— Start of Items —

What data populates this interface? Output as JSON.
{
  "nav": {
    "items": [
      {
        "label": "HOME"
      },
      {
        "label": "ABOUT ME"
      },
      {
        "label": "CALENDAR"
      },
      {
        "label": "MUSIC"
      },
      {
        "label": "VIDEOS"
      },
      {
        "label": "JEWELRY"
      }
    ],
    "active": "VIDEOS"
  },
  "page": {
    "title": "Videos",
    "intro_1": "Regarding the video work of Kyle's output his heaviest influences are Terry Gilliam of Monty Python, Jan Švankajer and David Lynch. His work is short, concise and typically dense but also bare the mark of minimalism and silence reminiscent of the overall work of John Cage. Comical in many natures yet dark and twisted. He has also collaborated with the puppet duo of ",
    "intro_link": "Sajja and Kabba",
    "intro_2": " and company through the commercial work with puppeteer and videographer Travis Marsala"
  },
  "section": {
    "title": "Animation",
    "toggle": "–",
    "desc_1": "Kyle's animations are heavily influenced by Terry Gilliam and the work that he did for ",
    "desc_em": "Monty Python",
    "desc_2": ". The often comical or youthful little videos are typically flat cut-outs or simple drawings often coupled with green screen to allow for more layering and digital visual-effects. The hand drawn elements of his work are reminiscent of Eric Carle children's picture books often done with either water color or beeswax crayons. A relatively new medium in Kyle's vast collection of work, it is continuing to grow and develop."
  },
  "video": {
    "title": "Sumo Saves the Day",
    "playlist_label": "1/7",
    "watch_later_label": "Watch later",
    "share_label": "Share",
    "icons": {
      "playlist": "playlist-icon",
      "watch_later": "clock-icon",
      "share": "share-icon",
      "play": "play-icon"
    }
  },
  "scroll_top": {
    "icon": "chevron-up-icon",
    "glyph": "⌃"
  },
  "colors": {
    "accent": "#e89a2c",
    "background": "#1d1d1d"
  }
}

— End of Items —

**Work to do:**
From the material above, count the lines that include "Monty" and give only the total.

**Correct answer:**
2